● WHAT IS NEEDED
Could you copy out every line of the data below, keeping each character unchanged?

--- START OF PROVIDED DATA ---

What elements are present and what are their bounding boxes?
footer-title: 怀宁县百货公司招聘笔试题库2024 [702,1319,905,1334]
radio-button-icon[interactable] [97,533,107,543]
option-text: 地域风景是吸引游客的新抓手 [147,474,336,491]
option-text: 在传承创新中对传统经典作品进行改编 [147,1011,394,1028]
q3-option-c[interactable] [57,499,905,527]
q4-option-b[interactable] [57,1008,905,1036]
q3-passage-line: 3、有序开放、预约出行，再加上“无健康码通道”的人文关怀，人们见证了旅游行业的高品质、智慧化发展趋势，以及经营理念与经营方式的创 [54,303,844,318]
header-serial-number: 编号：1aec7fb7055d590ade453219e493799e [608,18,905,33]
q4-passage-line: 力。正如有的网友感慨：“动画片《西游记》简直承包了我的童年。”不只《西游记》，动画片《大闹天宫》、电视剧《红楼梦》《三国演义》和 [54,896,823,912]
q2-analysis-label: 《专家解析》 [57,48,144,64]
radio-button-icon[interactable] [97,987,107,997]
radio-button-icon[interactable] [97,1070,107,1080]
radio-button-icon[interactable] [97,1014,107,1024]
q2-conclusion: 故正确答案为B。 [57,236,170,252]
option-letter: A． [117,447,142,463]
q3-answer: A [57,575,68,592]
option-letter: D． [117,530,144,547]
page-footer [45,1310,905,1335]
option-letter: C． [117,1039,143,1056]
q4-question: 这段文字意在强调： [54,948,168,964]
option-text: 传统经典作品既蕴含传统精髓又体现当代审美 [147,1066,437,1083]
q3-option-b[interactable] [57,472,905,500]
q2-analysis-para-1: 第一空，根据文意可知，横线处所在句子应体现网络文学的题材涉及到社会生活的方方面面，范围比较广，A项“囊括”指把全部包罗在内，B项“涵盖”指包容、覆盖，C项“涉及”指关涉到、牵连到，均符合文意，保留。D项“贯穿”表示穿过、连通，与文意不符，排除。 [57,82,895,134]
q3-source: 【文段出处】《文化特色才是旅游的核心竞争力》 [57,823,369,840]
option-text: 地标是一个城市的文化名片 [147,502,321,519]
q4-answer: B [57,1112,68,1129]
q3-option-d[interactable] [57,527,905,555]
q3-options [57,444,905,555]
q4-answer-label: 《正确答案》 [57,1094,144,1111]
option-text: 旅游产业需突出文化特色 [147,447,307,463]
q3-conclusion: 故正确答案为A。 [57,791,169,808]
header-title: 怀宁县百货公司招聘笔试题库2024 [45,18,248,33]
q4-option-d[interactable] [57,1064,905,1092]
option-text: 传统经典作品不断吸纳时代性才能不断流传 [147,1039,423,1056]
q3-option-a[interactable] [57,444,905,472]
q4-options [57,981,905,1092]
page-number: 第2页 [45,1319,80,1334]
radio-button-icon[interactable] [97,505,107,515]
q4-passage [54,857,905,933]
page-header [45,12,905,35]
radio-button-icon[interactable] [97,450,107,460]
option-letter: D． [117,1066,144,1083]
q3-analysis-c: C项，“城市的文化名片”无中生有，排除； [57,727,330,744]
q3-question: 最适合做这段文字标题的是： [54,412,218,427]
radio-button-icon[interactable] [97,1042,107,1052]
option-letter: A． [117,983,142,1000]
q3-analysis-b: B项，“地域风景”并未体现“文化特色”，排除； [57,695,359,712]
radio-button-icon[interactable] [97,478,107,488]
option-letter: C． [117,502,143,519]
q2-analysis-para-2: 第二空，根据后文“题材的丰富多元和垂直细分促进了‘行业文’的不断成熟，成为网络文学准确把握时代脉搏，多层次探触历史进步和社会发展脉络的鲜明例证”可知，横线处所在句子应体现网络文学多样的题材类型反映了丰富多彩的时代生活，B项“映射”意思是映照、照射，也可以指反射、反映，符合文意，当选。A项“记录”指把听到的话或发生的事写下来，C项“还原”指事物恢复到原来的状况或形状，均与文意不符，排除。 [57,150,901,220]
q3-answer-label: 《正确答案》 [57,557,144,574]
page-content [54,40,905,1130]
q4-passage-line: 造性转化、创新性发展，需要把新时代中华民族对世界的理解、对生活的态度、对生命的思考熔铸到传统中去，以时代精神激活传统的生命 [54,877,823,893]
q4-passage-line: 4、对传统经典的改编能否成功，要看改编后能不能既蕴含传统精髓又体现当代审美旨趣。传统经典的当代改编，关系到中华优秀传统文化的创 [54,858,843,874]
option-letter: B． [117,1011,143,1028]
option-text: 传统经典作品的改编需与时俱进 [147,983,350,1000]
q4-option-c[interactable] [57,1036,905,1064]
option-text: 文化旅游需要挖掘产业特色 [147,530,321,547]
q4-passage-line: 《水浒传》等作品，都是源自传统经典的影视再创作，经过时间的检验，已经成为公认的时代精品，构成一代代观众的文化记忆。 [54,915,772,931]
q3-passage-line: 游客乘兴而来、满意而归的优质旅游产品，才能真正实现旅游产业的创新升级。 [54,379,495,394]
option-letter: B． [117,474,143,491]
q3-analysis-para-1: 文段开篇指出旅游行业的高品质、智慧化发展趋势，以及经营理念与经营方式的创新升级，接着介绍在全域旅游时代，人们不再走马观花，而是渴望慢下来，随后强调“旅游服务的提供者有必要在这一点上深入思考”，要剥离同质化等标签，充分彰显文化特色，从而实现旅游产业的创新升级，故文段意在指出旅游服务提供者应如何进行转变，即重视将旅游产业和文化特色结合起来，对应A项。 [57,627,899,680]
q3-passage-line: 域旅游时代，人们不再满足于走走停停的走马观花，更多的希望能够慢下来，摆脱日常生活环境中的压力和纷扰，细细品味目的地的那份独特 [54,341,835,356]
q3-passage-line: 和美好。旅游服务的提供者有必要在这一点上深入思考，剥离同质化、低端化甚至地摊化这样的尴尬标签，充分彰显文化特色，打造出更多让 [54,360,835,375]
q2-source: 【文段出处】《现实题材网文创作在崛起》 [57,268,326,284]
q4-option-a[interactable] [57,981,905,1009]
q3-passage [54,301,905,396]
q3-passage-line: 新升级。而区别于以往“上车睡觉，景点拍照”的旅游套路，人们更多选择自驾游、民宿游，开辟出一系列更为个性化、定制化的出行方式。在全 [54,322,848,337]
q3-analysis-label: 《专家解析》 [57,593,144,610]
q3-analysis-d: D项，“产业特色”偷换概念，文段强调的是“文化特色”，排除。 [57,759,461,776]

--- END OF PROVIDED DATA ---

● RESPONSE TO THIS TASK
What elements are present and what are their bounding boxes?
footer-title: 怀宁县百货公司招聘笔试题库2024 [702,1319,905,1334]
radio-button-icon[interactable] [97,533,107,543]
option-text: 地域风景是吸引游客的新抓手 [147,474,336,491]
option-text: 在传承创新中对传统经典作品进行改编 [147,1011,394,1028]
q3-option-c[interactable] [57,499,905,527]
q4-option-b[interactable] [57,1008,905,1036]
q3-passage-line: 3、有序开放、预约出行，再加上“无健康码通道”的人文关怀，人们见证了旅游行业的高品质、智慧化发展趋势，以及经营理念与经营方式的创 [54,303,844,318]
header-serial-number: 编号：1aec7fb7055d590ade453219e493799e [608,18,905,33]
q4-passage-line: 力。正如有的网友感慨：“动画片《西游记》简直承包了我的童年。”不只《西游记》，动画片《大闹天宫》、电视剧《红楼梦》《三国演义》和 [54,896,823,912]
q2-analysis-label: 《专家解析》 [57,48,144,64]
radio-button-icon[interactable] [97,987,107,997]
radio-button-icon[interactable] [97,1070,107,1080]
radio-button-icon[interactable] [97,1014,107,1024]
q2-conclusion: 故正确答案为B。 [57,236,170,252]
option-letter: A． [117,447,142,463]
q3-answer: A [57,575,68,592]
option-letter: D． [117,530,144,547]
page-footer [45,1310,905,1335]
option-letter: C． [117,1039,143,1056]
q4-question: 这段文字意在强调： [54,948,168,964]
option-text: 传统经典作品既蕴含传统精髓又体现当代审美 [147,1066,437,1083]
q3-option-b[interactable] [57,472,905,500]
q2-analysis-para-1: 第一空，根据文意可知，横线处所在句子应体现网络文学的题材涉及到社会生活的方方面面，范围比较广，A项“囊括”指把全部包罗在内，B项“涵盖”指包容、覆盖，C项“涉及”指关涉到、牵连到，均符合文意，保留。D项“贯穿”表示穿过、连通，与文意不符，排除。 [57,82,895,134]
q3-source: 【文段出处】《文化特色才是旅游的核心竞争力》 [57,823,369,840]
option-text: 地标是一个城市的文化名片 [147,502,321,519]
q4-answer: B [57,1112,68,1129]
q3-option-d[interactable] [57,527,905,555]
q3-options [57,444,905,555]
q4-answer-label: 《正确答案》 [57,1094,144,1111]
option-text: 旅游产业需突出文化特色 [147,447,307,463]
q3-conclusion: 故正确答案为A。 [57,791,169,808]
header-title: 怀宁县百货公司招聘笔试题库2024 [45,18,248,33]
q4-option-d[interactable] [57,1064,905,1092]
option-text: 传统经典作品不断吸纳时代性才能不断流传 [147,1039,423,1056]
q3-option-a[interactable] [57,444,905,472]
q4-options [57,981,905,1092]
page-number: 第2页 [45,1319,80,1334]
radio-button-icon[interactable] [97,505,107,515]
q4-passage [54,857,905,933]
page-header [45,12,905,35]
radio-button-icon[interactable] [97,450,107,460]
option-letter: D． [117,1066,144,1083]
q3-analysis-c: C项，“城市的文化名片”无中生有，排除； [57,727,330,744]
q3-question: 最适合做这段文字标题的是： [54,412,218,427]
radio-button-icon[interactable] [97,1042,107,1052]
option-letter: A． [117,983,142,1000]
q3-analysis-b: B项，“地域风景”并未体现“文化特色”，排除； [57,695,359,712]
radio-button-icon[interactable] [97,478,107,488]
option-letter: C． [117,502,143,519]
q2-analysis-para-2: 第二空，根据后文“题材的丰富多元和垂直细分促进了‘行业文’的不断成熟，成为网络文学准确把握时代脉搏，多层次探触历史进步和社会发展脉络的鲜明例证”可知，横线处所在句子应体现网络文学多样的题材类型反映了丰富多彩的时代生活，B项“映射”意思是映照、照射，也可以指反射、反映，符合文意，当选。A项“记录”指把听到的话或发生的事写下来，C项“还原”指事物恢复到原来的状况或形状，均与文意不符，排除。 [57,150,901,220]
q3-answer-label: 《正确答案》 [57,557,144,574]
page-content [54,40,905,1130]
q4-passage-line: 造性转化、创新性发展，需要把新时代中华民族对世界的理解、对生活的态度、对生命的思考熔铸到传统中去，以时代精神激活传统的生命 [54,877,823,893]
q4-passage-line: 4、对传统经典的改编能否成功，要看改编后能不能既蕴含传统精髓又体现当代审美旨趣。传统经典的当代改编，关系到中华优秀传统文化的创 [54,858,843,874]
option-letter: B． [117,1011,143,1028]
option-text: 传统经典作品的改编需与时俱进 [147,983,350,1000]
q4-option-c[interactable] [57,1036,905,1064]
option-text: 文化旅游需要挖掘产业特色 [147,530,321,547]
q4-passage-line: 《水浒传》等作品，都是源自传统经典的影视再创作，经过时间的检验，已经成为公认的时代精品，构成一代代观众的文化记忆。 [54,915,772,931]
q3-passage-line: 游客乘兴而来、满意而归的优质旅游产品，才能真正实现旅游产业的创新升级。 [54,379,495,394]
option-letter: B． [117,474,143,491]
q3-analysis-para-1: 文段开篇指出旅游行业的高品质、智慧化发展趋势，以及经营理念与经营方式的创新升级，接着介绍在全域旅游时代，人们不再走马观花，而是渴望慢下来，随后强调“旅游服务的提供者有必要在这一点上深入思考”，要剥离同质化等标签，充分彰显文化特色，从而实现旅游产业的创新升级，故文段意在指出旅游服务提供者应如何进行转变，即重视将旅游产业和文化特色结合起来，对应A项。 [57,627,899,680]
q3-passage-line: 域旅游时代，人们不再满足于走走停停的走马观花，更多的希望能够慢下来，摆脱日常生活环境中的压力和纷扰，细细品味目的地的那份独特 [54,341,835,356]
q3-passage-line: 和美好。旅游服务的提供者有必要在这一点上深入思考，剥离同质化、低端化甚至地摊化这样的尴尬标签，充分彰显文化特色，打造出更多让 [54,360,835,375]
q2-source: 【文段出处】《现实题材网文创作在崛起》 [57,268,326,284]
q4-option-a[interactable] [57,981,905,1009]
q3-passage [54,301,905,396]
q3-passage-line: 新升级。而区别于以往“上车睡觉，景点拍照”的旅游套路，人们更多选择自驾游、民宿游，开辟出一系列更为个性化、定制化的出行方式。在全 [54,322,848,337]
q3-analysis-label: 《专家解析》 [57,593,144,610]
q3-analysis-d: D项，“产业特色”偷换概念，文段强调的是“文化特色”，排除。 [57,759,461,776]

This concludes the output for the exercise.